___ INPUT FOR THIS TASK ___
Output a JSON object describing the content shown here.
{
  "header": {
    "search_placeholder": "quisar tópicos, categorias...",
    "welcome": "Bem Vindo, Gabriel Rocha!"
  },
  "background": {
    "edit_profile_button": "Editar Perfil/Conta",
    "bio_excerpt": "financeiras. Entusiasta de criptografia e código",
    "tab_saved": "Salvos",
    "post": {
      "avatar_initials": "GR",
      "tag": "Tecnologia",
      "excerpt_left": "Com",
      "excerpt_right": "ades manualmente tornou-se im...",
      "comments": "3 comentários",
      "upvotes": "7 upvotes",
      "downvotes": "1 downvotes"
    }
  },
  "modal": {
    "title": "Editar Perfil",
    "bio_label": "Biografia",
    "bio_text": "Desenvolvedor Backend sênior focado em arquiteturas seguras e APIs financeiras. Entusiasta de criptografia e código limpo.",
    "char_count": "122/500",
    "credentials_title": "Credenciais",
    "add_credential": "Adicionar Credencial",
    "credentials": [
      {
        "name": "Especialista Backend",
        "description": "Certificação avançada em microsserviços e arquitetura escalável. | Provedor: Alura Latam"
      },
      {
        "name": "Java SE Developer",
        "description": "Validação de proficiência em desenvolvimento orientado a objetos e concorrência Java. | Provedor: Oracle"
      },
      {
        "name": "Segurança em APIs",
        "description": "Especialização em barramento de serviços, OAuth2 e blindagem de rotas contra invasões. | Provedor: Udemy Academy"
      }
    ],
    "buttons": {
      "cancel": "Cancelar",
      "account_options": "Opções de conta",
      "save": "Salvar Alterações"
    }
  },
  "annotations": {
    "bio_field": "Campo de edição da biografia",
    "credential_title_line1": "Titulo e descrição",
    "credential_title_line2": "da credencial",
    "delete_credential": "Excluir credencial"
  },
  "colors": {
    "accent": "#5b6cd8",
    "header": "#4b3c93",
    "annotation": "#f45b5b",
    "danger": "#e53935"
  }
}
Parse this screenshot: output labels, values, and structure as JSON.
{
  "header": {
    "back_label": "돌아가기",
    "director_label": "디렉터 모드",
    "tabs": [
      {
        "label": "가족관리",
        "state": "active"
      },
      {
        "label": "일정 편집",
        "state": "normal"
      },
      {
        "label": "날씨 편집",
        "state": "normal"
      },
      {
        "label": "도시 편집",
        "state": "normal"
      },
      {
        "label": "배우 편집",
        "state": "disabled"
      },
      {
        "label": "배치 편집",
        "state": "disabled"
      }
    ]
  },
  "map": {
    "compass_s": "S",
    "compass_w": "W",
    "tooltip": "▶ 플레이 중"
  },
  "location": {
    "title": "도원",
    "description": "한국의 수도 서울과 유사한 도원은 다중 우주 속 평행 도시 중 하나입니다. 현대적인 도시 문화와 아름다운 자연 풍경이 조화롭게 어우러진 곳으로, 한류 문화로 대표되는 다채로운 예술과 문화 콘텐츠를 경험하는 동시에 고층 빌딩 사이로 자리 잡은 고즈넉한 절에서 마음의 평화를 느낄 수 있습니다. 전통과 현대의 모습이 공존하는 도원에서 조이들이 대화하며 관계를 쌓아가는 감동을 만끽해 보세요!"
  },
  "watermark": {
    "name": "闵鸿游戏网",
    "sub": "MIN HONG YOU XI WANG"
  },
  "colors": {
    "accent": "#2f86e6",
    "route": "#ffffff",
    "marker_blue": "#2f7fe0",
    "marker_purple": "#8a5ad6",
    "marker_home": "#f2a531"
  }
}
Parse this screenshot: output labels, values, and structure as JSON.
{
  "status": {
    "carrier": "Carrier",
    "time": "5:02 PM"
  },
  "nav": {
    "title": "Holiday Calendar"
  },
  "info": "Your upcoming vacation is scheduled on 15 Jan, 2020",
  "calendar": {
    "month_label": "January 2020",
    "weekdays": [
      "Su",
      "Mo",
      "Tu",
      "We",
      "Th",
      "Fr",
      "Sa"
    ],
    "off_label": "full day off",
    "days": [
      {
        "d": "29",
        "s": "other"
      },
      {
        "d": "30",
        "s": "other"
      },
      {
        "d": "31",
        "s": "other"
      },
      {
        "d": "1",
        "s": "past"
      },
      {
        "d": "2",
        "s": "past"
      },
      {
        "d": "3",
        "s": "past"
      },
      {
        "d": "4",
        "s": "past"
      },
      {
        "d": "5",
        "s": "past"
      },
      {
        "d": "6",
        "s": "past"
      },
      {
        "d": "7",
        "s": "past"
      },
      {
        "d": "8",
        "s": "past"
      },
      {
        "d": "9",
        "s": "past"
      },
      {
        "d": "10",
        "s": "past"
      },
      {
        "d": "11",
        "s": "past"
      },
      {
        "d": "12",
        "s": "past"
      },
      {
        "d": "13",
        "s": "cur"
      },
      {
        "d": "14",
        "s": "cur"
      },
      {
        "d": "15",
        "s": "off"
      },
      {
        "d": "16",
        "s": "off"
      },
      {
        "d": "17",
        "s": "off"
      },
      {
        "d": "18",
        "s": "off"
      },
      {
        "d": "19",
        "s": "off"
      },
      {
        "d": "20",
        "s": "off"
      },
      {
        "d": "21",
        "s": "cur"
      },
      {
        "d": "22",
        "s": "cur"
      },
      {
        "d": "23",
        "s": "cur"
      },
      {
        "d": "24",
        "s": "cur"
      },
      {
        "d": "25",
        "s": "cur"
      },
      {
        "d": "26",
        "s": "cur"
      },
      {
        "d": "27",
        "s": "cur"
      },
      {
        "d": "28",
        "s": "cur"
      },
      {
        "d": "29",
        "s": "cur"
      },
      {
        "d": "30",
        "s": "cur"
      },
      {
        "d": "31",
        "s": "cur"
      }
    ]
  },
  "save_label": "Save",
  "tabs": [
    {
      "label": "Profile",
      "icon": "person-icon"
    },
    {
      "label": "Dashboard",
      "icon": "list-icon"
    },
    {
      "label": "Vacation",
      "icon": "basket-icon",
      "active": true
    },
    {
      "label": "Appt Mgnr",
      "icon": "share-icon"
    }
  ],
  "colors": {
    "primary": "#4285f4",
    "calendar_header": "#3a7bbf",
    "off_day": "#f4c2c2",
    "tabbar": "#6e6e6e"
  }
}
___
___ INPUT FOR THIS TASK ___
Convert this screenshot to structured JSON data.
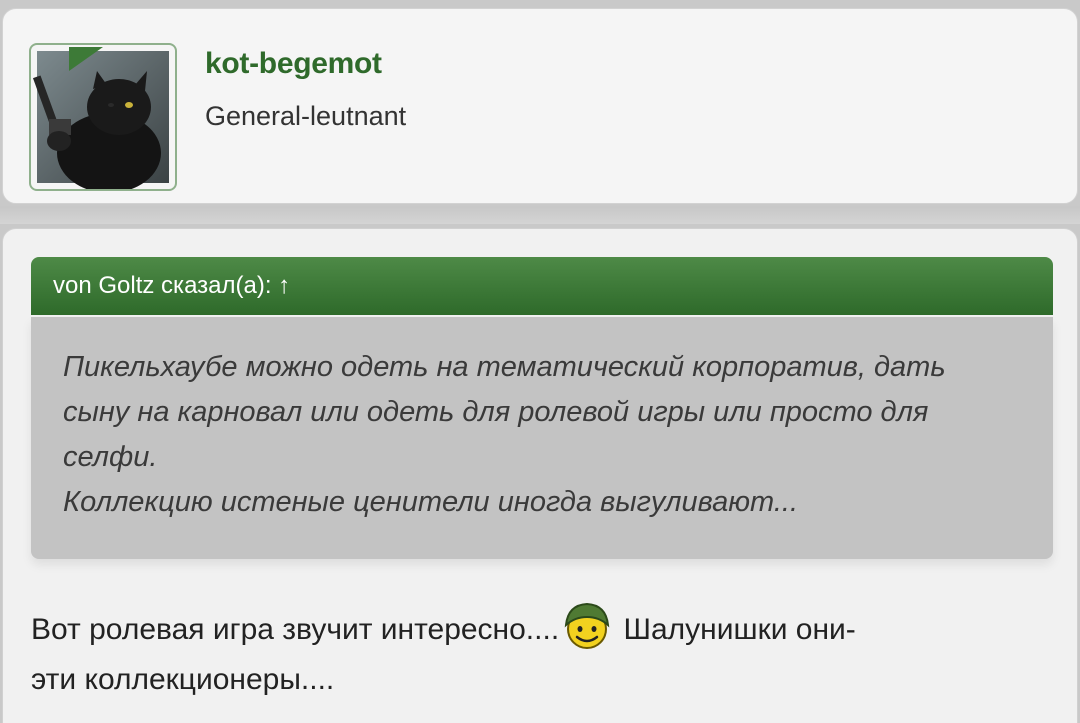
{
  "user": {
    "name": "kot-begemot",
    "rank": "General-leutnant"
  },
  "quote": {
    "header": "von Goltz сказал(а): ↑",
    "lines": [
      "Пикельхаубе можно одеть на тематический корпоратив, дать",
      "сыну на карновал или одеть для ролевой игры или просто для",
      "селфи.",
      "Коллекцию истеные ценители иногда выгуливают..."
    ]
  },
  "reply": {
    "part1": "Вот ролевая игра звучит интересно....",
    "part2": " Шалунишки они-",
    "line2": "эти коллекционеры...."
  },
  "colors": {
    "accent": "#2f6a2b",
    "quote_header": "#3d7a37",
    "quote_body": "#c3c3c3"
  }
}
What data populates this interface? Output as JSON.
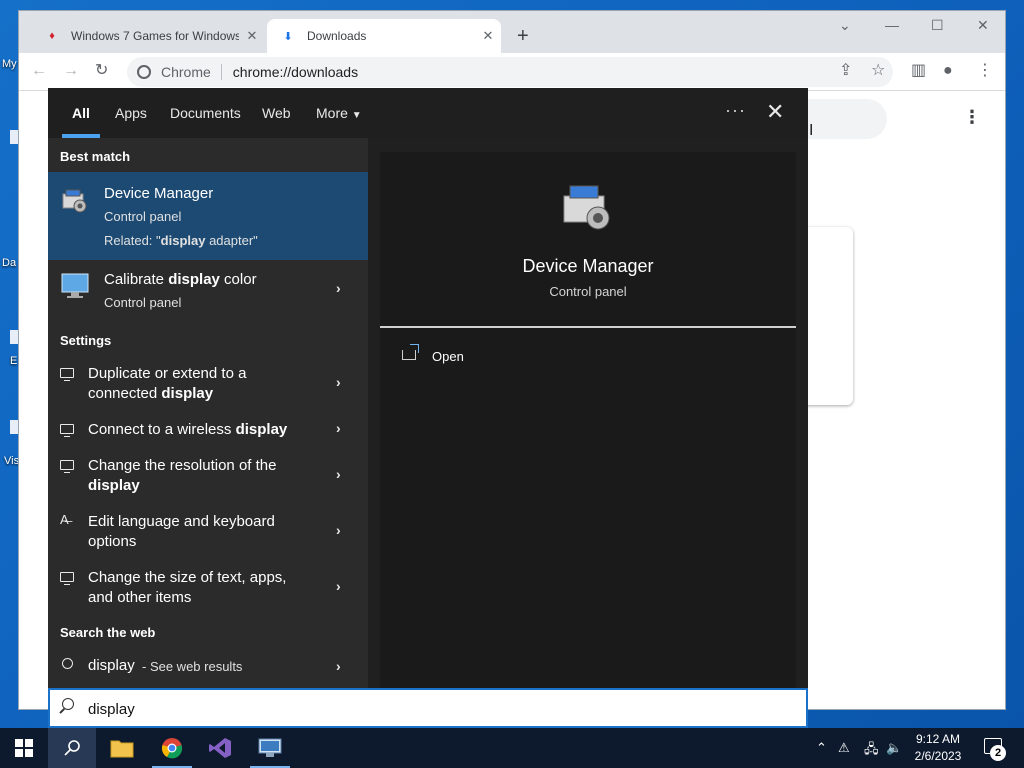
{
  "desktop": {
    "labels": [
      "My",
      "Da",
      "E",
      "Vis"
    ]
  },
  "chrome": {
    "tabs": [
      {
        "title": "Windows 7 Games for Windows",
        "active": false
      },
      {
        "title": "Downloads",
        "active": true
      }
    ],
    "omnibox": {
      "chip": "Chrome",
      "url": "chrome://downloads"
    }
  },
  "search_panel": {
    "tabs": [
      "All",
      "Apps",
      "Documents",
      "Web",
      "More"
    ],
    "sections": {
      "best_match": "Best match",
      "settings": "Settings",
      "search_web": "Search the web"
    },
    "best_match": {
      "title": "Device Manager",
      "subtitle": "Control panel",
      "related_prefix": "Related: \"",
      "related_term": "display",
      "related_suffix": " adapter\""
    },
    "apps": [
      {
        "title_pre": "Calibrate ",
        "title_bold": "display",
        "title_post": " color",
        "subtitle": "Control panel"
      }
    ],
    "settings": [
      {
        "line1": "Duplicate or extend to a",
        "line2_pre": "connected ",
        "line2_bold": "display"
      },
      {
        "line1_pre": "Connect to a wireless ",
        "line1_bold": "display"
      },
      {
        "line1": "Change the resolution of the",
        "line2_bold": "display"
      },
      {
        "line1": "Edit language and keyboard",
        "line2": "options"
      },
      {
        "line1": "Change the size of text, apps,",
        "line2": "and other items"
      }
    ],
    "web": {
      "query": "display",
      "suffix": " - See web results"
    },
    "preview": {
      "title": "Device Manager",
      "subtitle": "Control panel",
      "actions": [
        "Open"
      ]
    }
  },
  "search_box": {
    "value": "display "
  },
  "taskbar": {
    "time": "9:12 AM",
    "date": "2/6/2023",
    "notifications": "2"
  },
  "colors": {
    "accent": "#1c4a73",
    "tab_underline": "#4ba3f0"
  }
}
___
◆ **INSTRUCTIONS FOR THE TASK**
Look through the listing above. Pick out each line with "display" and copy it.

◆ **CORRECT RESULT**
      "related_term": "display",
        "title_bold": "display",
        "line2_bold": "display"
        "line1_bold": "display"
        "line2_bold": "display"
      "query": "display",
    "value": "display "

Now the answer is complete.